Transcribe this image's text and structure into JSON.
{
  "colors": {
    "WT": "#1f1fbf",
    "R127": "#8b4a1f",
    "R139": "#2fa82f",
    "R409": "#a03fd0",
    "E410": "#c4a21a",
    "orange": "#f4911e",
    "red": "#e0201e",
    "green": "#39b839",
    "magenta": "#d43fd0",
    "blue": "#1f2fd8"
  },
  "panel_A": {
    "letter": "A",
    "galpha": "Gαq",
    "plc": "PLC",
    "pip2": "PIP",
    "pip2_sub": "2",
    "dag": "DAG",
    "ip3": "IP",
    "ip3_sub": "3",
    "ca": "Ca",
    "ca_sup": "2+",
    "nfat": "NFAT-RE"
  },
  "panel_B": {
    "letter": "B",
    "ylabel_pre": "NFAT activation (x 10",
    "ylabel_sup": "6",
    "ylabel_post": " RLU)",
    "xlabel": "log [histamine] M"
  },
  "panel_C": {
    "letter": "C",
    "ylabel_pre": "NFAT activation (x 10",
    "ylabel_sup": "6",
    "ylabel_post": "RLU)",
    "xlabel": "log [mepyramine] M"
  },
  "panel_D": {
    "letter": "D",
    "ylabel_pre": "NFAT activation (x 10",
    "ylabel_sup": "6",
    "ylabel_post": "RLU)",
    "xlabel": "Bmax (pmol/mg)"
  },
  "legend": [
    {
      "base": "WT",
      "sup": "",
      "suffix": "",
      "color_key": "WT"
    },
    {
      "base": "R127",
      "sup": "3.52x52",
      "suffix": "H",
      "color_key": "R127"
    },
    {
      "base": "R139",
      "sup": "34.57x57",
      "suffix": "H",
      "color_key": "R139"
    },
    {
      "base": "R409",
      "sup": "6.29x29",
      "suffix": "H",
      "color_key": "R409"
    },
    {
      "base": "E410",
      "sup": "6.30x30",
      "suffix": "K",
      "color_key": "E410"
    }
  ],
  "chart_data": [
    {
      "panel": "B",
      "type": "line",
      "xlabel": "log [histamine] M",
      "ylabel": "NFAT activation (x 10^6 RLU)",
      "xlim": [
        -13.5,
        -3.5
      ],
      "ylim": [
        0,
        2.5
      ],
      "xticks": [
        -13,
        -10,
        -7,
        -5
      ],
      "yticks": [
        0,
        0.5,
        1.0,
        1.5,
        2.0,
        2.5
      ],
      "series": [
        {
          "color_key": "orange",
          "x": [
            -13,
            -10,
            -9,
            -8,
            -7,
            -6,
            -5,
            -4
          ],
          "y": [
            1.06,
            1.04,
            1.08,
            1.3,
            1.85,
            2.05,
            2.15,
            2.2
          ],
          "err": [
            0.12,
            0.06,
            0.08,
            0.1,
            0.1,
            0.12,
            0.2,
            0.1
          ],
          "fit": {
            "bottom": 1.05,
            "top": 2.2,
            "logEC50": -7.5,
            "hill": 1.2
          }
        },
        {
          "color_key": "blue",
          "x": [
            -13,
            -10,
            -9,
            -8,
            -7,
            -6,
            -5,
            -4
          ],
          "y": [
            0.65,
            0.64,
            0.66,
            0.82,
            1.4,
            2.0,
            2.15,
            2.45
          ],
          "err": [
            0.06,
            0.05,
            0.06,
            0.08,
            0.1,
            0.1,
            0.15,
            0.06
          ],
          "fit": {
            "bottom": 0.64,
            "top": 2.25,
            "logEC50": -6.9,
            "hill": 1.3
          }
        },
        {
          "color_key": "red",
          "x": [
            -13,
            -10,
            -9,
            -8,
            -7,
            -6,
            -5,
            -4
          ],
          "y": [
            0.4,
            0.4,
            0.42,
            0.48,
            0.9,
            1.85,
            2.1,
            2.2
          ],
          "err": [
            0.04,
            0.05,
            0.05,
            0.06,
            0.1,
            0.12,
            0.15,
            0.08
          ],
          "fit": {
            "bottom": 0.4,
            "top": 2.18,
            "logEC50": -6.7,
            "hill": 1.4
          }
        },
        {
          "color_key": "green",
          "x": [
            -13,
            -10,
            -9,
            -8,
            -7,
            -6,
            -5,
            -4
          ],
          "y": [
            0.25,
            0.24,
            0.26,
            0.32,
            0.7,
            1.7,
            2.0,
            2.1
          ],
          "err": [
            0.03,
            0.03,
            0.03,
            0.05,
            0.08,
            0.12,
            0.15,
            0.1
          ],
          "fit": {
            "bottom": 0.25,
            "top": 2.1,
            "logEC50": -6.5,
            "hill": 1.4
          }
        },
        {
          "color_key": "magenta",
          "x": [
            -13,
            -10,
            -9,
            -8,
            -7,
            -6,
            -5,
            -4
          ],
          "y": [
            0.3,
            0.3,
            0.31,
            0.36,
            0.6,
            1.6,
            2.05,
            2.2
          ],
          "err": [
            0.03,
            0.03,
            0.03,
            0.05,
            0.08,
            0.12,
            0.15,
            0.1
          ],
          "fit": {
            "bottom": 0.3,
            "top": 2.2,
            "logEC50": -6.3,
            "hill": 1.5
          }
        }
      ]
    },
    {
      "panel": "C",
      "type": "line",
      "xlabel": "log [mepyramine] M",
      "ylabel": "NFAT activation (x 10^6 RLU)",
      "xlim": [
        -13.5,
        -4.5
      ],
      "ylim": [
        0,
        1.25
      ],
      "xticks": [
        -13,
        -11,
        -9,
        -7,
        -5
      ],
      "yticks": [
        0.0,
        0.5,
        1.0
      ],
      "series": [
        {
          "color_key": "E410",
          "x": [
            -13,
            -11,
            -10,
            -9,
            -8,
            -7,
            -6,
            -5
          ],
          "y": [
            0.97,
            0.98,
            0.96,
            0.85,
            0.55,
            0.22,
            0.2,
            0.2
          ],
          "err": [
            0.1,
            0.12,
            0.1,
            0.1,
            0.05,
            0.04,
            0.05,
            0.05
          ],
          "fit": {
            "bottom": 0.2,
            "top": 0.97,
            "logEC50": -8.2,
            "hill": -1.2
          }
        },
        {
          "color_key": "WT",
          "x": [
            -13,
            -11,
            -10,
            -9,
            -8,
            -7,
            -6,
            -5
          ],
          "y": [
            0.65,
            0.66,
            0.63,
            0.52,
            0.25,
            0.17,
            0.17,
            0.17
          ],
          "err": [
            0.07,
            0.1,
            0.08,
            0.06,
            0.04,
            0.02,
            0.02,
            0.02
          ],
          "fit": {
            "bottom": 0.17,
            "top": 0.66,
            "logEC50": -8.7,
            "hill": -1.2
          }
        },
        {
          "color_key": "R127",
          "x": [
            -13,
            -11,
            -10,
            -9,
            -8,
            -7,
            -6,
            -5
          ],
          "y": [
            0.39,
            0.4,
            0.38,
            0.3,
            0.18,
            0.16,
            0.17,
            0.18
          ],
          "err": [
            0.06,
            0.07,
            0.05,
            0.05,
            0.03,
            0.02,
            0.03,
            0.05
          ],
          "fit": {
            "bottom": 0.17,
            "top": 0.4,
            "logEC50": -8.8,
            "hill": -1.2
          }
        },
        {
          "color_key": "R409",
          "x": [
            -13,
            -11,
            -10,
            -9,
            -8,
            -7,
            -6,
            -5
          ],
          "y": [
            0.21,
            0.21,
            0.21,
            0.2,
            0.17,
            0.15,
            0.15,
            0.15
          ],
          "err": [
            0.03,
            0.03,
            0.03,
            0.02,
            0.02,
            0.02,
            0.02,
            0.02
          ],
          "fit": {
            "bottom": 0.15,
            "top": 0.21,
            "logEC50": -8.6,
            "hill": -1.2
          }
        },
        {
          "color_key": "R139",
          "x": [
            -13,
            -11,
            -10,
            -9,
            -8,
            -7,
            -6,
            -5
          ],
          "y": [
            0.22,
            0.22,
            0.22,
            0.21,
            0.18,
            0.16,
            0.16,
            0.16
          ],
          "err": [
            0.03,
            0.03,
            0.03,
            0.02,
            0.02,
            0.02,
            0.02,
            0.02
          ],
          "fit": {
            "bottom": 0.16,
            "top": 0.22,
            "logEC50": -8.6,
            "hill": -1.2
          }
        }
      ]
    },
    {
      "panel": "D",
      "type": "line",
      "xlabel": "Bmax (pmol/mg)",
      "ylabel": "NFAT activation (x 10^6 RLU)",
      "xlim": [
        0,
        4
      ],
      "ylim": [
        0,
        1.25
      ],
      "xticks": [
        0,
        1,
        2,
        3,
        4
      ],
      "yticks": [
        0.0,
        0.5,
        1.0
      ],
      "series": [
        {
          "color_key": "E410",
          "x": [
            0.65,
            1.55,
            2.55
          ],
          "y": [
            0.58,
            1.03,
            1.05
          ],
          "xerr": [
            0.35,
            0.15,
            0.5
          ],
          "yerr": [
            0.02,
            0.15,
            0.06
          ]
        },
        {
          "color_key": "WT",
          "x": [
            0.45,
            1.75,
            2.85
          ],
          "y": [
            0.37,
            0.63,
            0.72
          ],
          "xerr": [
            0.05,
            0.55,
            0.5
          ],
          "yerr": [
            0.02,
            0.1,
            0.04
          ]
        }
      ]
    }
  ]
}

......

• **WORK INSTRUCTIONS**:
State the count of lines with the word "mepyramine" in them, and write nothing else.

• **ANSWER FOR THE TASK**:
2